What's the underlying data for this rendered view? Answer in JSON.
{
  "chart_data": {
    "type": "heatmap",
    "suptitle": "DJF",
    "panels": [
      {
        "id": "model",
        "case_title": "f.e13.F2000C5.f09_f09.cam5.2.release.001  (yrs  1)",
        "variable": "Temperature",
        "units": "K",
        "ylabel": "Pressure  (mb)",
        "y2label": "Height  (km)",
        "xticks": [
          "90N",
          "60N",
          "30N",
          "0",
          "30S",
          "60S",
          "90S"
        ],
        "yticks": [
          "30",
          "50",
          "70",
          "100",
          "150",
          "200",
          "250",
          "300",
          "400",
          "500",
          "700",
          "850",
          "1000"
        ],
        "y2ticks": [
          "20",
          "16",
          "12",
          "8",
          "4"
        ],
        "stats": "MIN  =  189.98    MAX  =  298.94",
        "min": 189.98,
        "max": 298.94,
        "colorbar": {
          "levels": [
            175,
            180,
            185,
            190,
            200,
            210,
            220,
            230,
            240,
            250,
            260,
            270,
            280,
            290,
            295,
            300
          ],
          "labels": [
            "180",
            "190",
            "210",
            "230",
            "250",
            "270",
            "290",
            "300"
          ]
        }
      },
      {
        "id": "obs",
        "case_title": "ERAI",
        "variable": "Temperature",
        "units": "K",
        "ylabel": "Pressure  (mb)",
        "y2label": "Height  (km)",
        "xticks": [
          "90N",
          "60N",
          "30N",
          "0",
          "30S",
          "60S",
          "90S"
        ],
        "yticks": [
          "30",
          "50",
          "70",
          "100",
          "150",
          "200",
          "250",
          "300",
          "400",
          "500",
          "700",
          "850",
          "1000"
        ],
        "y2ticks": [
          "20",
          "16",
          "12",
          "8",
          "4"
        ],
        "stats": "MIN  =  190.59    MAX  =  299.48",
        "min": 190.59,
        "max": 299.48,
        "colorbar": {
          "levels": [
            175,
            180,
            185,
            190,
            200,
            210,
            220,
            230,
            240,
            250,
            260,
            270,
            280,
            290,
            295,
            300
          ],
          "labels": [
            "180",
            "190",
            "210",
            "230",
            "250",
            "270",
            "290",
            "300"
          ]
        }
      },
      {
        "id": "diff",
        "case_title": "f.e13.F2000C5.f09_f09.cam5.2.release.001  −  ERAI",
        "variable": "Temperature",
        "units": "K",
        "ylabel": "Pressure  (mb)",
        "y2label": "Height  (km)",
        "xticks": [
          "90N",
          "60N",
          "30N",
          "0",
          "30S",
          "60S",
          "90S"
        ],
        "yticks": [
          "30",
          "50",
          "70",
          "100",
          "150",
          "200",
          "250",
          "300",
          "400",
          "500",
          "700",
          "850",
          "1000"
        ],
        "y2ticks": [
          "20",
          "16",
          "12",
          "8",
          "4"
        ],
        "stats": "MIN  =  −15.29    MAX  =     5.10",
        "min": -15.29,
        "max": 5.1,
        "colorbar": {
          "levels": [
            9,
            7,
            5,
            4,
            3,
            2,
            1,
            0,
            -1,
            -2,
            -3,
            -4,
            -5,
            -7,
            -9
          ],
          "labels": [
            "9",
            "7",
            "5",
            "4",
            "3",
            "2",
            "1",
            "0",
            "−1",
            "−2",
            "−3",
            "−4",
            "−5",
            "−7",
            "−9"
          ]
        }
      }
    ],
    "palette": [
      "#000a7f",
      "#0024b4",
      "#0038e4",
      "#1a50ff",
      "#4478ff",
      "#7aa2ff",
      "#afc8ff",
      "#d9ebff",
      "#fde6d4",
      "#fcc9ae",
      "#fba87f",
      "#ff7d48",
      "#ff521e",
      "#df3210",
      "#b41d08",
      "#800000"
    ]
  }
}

- - -

- [Your objective]
Retype each record exactly, leaving nothing out.

- [Solution to the exercise]
What's the underlying data for this rendered view? Answer in JSON.
{
  "chart_data": {
    "type": "heatmap",
    "suptitle": "DJF",
    "panels": [
      {
        "id": "model",
        "case_title": "f.e13.F2000C5.f09_f09.cam5.2.release.001  (yrs  1)",
        "variable": "Temperature",
        "units": "K",
        "ylabel": "Pressure  (mb)",
        "y2label": "Height  (km)",
        "xticks": [
          "90N",
          "60N",
          "30N",
          "0",
          "30S",
          "60S",
          "90S"
        ],
        "yticks": [
          "30",
          "50",
          "70",
          "100",
          "150",
          "200",
          "250",
          "300",
          "400",
          "500",
          "700",
          "850",
          "1000"
        ],
        "y2ticks": [
          "20",
          "16",
          "12",
          "8",
          "4"
        ],
        "stats": "MIN  =  189.98    MAX  =  298.94",
        "min": 189.98,
        "max": 298.94,
        "colorbar": {
          "levels": [
            175,
            180,
            185,
            190,
            200,
            210,
            220,
            230,
            240,
            250,
            260,
            270,
            280,
            290,
            295,
            300
          ],
          "labels": [
            "180",
            "190",
            "210",
            "230",
            "250",
            "270",
            "290",
            "300"
          ]
        }
      },
      {
        "id": "obs",
        "case_title": "ERAI",
        "variable": "Temperature",
        "units": "K",
        "ylabel": "Pressure  (mb)",
        "y2label": "Height  (km)",
        "xticks": [
          "90N",
          "60N",
          "30N",
          "0",
          "30S",
          "60S",
          "90S"
        ],
        "yticks": [
          "30",
          "50",
          "70",
          "100",
          "150",
          "200",
          "250",
          "300",
          "400",
          "500",
          "700",
          "850",
          "1000"
        ],
        "y2ticks": [
          "20",
          "16",
          "12",
          "8",
          "4"
        ],
        "stats": "MIN  =  190.59    MAX  =  299.48",
        "min": 190.59,
        "max": 299.48,
        "colorbar": {
          "levels": [
            175,
            180,
            185,
            190,
            200,
            210,
            220,
            230,
            240,
            250,
            260,
            270,
            280,
            290,
            295,
            300
          ],
          "labels": [
            "180",
            "190",
            "210",
            "230",
            "250",
            "270",
            "290",
            "300"
          ]
        }
      },
      {
        "id": "diff",
        "case_title": "f.e13.F2000C5.f09_f09.cam5.2.release.001  −  ERAI",
        "variable": "Temperature",
        "units": "K",
        "ylabel": "Pressure  (mb)",
        "y2label": "Height  (km)",
        "xticks": [
          "90N",
          "60N",
          "30N",
          "0",
          "30S",
          "60S",
          "90S"
        ],
        "yticks": [
          "30",
          "50",
          "70",
          "100",
          "150",
          "200",
          "250",
          "300",
          "400",
          "500",
          "700",
          "850",
          "1000"
        ],
        "y2ticks": [
          "20",
          "16",
          "12",
          "8",
          "4"
        ],
        "stats": "MIN  =  −15.29    MAX  =     5.10",
        "min": -15.29,
        "max": 5.1,
        "colorbar": {
          "levels": [
            9,
            7,
            5,
            4,
            3,
            2,
            1,
            0,
            -1,
            -2,
            -3,
            -4,
            -5,
            -7,
            -9
          ],
          "labels": [
            "9",
            "7",
            "5",
            "4",
            "3",
            "2",
            "1",
            "0",
            "−1",
            "−2",
            "−3",
            "−4",
            "−5",
            "−7",
            "−9"
          ]
        }
      }
    ],
    "palette": [
      "#000a7f",
      "#0024b4",
      "#0038e4",
      "#1a50ff",
      "#4478ff",
      "#7aa2ff",
      "#afc8ff",
      "#d9ebff",
      "#fde6d4",
      "#fcc9ae",
      "#fba87f",
      "#ff7d48",
      "#ff521e",
      "#df3210",
      "#b41d08",
      "#800000"
    ]
  }
}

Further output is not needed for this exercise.